▸ **Records that describe figures**:
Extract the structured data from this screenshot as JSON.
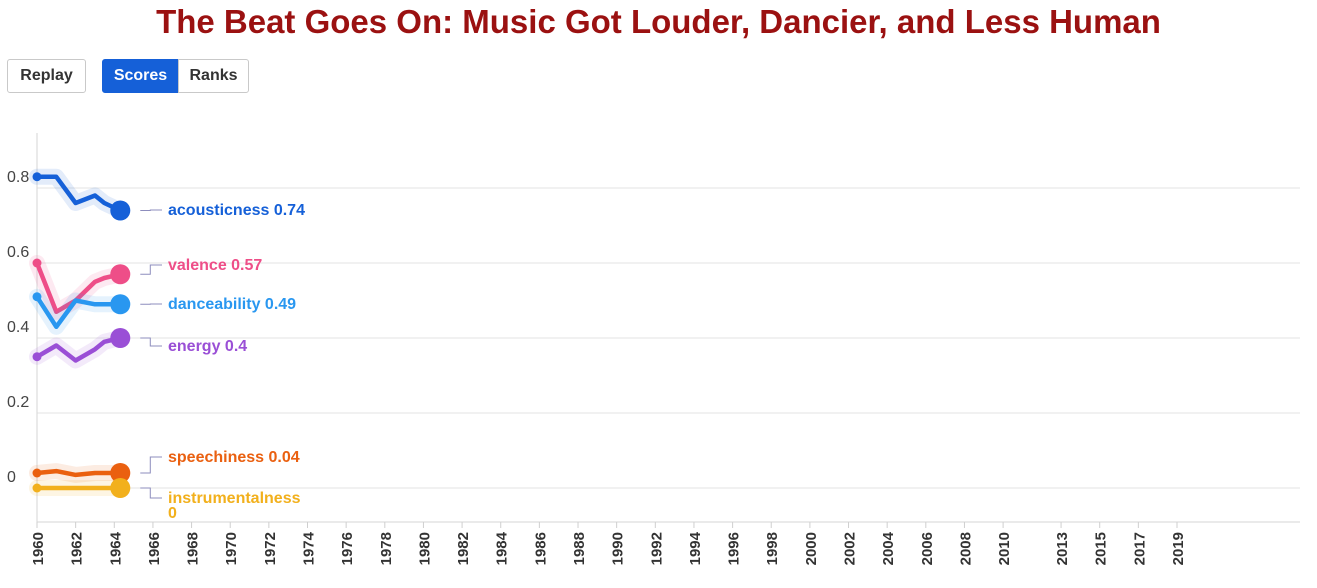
{
  "title": "The Beat Goes On: Music Got Louder, Dancier, and Less Human",
  "controls": {
    "replay_label": "Replay",
    "scores_label": "Scores",
    "ranks_label": "Ranks",
    "active_mode": "Scores"
  },
  "chart_data": {
    "type": "line",
    "x_tick_labels": [
      "1960",
      "1962",
      "1964",
      "1966",
      "1968",
      "1970",
      "1972",
      "1974",
      "1976",
      "1978",
      "1980",
      "1982",
      "1984",
      "1986",
      "1988",
      "1990",
      "1992",
      "1994",
      "1996",
      "1998",
      "2000",
      "2002",
      "2004",
      "2006",
      "2008",
      "2010",
      "2013",
      "2015",
      "2017",
      "2019"
    ],
    "y_tick_labels": [
      "0",
      "0.2",
      "0.4",
      "0.6",
      "0.8"
    ],
    "ylim": [
      -0.09,
      0.94
    ],
    "grid": true,
    "x": [
      1960,
      1961,
      1962,
      1963,
      1964
    ],
    "series": [
      {
        "name": "acousticness",
        "value_label": "acousticness 0.74",
        "color": "#1560d8",
        "values": [
          0.83,
          0.83,
          0.76,
          0.78,
          0.76
        ],
        "last": 0.74
      },
      {
        "name": "valence",
        "value_label": "valence 0.57",
        "color": "#ee4e88",
        "values": [
          0.6,
          0.47,
          0.5,
          0.55,
          0.56
        ],
        "last": 0.57
      },
      {
        "name": "danceability",
        "value_label": "danceability 0.49",
        "color": "#2997f0",
        "values": [
          0.51,
          0.43,
          0.5,
          0.49,
          0.49
        ],
        "last": 0.49
      },
      {
        "name": "energy",
        "value_label": "energy 0.4",
        "color": "#9a4fd6",
        "values": [
          0.35,
          0.38,
          0.34,
          0.37,
          0.39
        ],
        "last": 0.4
      },
      {
        "name": "speechiness",
        "value_label": "speechiness 0.04",
        "color": "#ea6010",
        "values": [
          0.04,
          0.045,
          0.035,
          0.04,
          0.04
        ],
        "last": 0.04
      },
      {
        "name": "instrumentalness",
        "value_label_lines": [
          "instrumentalness",
          "0"
        ],
        "color": "#f2b01c",
        "values": [
          0.0,
          0.0,
          0.0,
          0.0,
          0.0
        ],
        "last": 0.0
      }
    ]
  }
}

▸ **DIRECTIVE**: Set every line down exactly as written, leaving each picture out.

▸ **SOLUTION**:
Extract the structured data from this screenshot as JSON.
{
  "title": "The Beat Goes On: Music Got Louder, Dancier, and Less Human",
  "controls": {
    "replay_label": "Replay",
    "scores_label": "Scores",
    "ranks_label": "Ranks",
    "active_mode": "Scores"
  },
  "chart_data": {
    "type": "line",
    "x_tick_labels": [
      "1960",
      "1962",
      "1964",
      "1966",
      "1968",
      "1970",
      "1972",
      "1974",
      "1976",
      "1978",
      "1980",
      "1982",
      "1984",
      "1986",
      "1988",
      "1990",
      "1992",
      "1994",
      "1996",
      "1998",
      "2000",
      "2002",
      "2004",
      "2006",
      "2008",
      "2010",
      "2013",
      "2015",
      "2017",
      "2019"
    ],
    "y_tick_labels": [
      "0",
      "0.2",
      "0.4",
      "0.6",
      "0.8"
    ],
    "ylim": [
      -0.09,
      0.94
    ],
    "grid": true,
    "x": [
      1960,
      1961,
      1962,
      1963,
      1964
    ],
    "series": [
      {
        "name": "acousticness",
        "value_label": "acousticness 0.74",
        "color": "#1560d8",
        "values": [
          0.83,
          0.83,
          0.76,
          0.78,
          0.76
        ],
        "last": 0.74
      },
      {
        "name": "valence",
        "value_label": "valence 0.57",
        "color": "#ee4e88",
        "values": [
          0.6,
          0.47,
          0.5,
          0.55,
          0.56
        ],
        "last": 0.57
      },
      {
        "name": "danceability",
        "value_label": "danceability 0.49",
        "color": "#2997f0",
        "values": [
          0.51,
          0.43,
          0.5,
          0.49,
          0.49
        ],
        "last": 0.49
      },
      {
        "name": "energy",
        "value_label": "energy 0.4",
        "color": "#9a4fd6",
        "values": [
          0.35,
          0.38,
          0.34,
          0.37,
          0.39
        ],
        "last": 0.4
      },
      {
        "name": "speechiness",
        "value_label": "speechiness 0.04",
        "color": "#ea6010",
        "values": [
          0.04,
          0.045,
          0.035,
          0.04,
          0.04
        ],
        "last": 0.04
      },
      {
        "name": "instrumentalness",
        "value_label_lines": [
          "instrumentalness",
          "0"
        ],
        "color": "#f2b01c",
        "values": [
          0.0,
          0.0,
          0.0,
          0.0,
          0.0
        ],
        "last": 0.0
      }
    ]
  }
}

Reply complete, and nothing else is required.